── Data provided ──
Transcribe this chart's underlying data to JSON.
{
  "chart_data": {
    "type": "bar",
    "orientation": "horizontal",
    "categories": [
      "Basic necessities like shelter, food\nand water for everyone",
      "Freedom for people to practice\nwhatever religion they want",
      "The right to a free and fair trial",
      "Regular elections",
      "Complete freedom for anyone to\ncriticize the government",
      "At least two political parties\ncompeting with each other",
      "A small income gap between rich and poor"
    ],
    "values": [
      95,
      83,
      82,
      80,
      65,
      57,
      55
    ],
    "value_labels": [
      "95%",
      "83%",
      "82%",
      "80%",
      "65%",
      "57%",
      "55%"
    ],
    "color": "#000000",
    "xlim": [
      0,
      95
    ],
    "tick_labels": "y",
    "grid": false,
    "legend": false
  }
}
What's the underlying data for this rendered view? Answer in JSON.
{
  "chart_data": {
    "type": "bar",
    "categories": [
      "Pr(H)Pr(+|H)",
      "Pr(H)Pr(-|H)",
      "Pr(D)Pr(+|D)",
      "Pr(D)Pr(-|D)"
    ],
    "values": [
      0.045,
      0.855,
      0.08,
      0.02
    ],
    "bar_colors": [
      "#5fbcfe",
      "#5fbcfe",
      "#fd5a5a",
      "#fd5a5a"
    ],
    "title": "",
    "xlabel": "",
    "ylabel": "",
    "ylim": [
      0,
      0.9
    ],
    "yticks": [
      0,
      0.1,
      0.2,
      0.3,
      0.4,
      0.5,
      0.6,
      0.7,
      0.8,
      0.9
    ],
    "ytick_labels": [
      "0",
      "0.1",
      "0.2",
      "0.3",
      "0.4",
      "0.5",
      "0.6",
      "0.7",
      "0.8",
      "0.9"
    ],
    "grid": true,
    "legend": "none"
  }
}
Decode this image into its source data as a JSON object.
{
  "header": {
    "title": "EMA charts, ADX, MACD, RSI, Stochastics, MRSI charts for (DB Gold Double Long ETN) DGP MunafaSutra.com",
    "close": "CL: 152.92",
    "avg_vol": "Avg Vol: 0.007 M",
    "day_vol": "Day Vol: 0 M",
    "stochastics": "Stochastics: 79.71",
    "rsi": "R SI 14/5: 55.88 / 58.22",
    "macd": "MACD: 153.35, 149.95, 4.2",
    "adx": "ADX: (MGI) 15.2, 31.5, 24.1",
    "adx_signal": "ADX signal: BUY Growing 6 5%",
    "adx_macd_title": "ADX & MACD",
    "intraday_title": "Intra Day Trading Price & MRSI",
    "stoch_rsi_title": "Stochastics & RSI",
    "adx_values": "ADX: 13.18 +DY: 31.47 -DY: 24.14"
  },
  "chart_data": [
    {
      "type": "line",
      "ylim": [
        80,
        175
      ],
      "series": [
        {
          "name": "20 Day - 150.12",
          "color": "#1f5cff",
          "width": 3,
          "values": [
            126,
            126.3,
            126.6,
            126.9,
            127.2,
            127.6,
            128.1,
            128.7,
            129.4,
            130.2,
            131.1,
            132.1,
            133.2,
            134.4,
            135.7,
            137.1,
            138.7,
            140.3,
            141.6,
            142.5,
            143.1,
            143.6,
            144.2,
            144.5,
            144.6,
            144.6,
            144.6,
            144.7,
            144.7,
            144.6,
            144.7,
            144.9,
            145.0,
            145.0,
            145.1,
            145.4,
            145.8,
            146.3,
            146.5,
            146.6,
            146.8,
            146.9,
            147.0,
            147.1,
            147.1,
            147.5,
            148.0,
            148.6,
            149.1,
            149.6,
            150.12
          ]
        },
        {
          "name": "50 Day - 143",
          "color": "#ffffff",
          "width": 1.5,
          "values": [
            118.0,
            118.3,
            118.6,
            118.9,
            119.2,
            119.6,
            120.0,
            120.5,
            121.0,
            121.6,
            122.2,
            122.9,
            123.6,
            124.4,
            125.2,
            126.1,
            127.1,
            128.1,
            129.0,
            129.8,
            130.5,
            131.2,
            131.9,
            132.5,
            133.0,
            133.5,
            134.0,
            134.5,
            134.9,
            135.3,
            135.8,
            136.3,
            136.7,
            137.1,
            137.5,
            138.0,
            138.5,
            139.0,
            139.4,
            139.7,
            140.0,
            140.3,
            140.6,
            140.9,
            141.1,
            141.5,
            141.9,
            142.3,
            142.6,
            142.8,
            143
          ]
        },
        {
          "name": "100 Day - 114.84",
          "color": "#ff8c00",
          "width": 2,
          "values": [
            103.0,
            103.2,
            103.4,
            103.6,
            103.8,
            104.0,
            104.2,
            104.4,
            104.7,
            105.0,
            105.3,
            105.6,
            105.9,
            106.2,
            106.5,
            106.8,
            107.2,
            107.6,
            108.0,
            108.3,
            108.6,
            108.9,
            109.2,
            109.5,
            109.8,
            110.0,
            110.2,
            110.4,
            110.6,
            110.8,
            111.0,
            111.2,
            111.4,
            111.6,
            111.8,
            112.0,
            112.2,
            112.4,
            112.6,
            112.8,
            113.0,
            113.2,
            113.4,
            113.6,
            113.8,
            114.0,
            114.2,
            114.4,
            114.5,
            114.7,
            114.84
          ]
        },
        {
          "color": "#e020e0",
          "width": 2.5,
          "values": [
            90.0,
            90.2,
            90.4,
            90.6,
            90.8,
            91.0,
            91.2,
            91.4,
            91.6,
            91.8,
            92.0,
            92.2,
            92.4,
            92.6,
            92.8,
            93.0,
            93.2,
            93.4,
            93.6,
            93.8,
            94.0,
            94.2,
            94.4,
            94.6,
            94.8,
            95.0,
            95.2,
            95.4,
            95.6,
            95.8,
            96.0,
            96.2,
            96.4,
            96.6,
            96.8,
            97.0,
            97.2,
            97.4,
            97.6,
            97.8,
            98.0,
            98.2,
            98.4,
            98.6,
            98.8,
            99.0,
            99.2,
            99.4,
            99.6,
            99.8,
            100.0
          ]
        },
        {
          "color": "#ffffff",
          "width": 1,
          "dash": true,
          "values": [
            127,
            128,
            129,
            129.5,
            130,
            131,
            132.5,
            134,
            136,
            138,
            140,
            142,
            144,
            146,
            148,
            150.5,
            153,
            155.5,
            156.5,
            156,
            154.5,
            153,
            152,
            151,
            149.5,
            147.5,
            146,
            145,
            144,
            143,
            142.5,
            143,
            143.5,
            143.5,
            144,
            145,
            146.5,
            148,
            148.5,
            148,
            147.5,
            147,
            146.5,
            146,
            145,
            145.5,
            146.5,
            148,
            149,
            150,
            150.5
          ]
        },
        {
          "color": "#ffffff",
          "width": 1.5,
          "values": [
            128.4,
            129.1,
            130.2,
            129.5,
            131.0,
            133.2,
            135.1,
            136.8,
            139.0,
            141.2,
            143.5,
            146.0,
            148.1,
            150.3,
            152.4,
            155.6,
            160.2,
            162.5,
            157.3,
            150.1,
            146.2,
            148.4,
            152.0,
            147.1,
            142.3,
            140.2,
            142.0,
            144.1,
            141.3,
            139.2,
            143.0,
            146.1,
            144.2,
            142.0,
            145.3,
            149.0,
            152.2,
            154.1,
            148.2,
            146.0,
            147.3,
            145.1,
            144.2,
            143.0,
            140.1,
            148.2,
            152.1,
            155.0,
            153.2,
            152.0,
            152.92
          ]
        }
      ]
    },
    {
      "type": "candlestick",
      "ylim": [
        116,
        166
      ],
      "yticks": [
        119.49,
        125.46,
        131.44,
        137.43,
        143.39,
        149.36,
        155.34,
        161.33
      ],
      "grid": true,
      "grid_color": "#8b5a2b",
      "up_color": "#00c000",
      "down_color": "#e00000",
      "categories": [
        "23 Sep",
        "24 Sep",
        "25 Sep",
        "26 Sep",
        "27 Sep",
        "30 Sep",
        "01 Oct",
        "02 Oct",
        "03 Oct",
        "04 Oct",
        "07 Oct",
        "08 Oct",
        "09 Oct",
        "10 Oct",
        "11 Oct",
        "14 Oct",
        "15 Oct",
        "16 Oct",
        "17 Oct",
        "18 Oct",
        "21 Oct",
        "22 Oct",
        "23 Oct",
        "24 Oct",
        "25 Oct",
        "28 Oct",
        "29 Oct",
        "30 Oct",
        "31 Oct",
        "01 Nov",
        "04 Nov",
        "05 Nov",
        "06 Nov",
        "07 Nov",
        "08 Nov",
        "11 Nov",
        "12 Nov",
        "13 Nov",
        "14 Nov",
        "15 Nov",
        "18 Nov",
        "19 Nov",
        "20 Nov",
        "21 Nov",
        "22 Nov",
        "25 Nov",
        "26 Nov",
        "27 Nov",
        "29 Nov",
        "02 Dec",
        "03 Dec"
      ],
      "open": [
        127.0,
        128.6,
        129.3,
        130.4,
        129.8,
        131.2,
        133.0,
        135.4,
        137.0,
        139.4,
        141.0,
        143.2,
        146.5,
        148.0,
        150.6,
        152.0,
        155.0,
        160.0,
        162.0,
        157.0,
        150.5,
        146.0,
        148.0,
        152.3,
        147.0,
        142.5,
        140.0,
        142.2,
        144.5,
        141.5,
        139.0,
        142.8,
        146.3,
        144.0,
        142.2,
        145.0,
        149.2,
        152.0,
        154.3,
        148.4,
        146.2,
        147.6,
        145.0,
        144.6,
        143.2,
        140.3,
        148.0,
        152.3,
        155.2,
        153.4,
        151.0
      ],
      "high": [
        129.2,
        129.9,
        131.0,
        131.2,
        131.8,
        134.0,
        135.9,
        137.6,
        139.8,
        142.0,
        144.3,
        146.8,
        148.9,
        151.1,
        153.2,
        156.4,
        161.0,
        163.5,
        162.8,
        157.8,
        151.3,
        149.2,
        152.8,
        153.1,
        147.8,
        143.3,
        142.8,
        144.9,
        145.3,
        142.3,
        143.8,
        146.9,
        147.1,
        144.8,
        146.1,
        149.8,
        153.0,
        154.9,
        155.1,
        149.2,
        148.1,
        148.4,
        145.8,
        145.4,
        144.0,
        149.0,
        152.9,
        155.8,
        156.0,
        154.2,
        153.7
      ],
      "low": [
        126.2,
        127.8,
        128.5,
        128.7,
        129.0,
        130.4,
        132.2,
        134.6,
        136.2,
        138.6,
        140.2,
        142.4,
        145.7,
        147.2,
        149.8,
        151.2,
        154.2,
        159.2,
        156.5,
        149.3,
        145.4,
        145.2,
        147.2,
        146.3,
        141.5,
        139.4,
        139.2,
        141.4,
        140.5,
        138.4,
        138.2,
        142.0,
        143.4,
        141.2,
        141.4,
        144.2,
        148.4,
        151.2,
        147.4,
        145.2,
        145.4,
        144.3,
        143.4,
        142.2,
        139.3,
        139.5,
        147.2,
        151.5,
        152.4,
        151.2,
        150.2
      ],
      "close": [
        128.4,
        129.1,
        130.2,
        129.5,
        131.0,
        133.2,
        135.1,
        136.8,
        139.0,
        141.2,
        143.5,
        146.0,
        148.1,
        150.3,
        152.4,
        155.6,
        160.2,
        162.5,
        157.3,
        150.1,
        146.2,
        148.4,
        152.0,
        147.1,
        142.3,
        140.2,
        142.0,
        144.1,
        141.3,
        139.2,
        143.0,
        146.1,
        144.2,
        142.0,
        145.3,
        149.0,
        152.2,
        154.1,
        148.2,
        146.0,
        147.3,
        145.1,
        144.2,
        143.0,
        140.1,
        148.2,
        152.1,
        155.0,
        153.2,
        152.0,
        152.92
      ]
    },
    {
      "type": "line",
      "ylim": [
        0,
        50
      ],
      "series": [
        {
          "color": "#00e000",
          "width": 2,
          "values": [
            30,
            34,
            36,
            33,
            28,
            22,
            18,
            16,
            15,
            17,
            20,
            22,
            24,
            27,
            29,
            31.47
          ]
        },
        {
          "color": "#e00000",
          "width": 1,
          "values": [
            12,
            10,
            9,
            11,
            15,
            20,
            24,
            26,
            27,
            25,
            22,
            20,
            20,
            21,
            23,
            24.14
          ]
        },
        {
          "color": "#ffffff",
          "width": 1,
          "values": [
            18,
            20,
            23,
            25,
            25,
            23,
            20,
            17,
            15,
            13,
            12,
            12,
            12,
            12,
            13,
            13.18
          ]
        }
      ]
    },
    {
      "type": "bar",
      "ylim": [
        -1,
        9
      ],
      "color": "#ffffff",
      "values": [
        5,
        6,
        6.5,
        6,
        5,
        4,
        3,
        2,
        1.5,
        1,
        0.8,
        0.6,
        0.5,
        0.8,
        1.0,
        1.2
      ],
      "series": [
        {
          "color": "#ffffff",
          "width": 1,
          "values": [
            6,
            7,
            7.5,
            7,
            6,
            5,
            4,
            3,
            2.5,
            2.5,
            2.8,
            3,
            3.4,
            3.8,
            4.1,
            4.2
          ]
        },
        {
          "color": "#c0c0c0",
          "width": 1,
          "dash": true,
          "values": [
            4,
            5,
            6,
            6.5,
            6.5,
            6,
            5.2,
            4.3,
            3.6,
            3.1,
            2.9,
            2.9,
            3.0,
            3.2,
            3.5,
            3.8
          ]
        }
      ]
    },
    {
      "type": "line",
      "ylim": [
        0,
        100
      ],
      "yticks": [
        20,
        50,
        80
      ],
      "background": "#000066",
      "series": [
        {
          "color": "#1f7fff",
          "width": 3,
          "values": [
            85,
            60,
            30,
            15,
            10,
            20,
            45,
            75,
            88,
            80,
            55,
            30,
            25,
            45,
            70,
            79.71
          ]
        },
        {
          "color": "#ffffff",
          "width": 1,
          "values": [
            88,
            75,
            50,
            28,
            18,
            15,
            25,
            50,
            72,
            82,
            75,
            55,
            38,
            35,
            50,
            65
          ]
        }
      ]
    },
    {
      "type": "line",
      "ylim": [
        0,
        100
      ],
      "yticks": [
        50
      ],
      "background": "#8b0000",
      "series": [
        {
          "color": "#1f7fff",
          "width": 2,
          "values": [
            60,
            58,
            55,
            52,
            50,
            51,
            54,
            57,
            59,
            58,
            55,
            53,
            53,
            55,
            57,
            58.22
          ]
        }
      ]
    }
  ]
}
───
[Task]
Scan the data for the word "true" and copy every line where it shows up.

[Solved problem]
    "grid": true,
          "dash": true,
      "grid": true,
          "dash": true,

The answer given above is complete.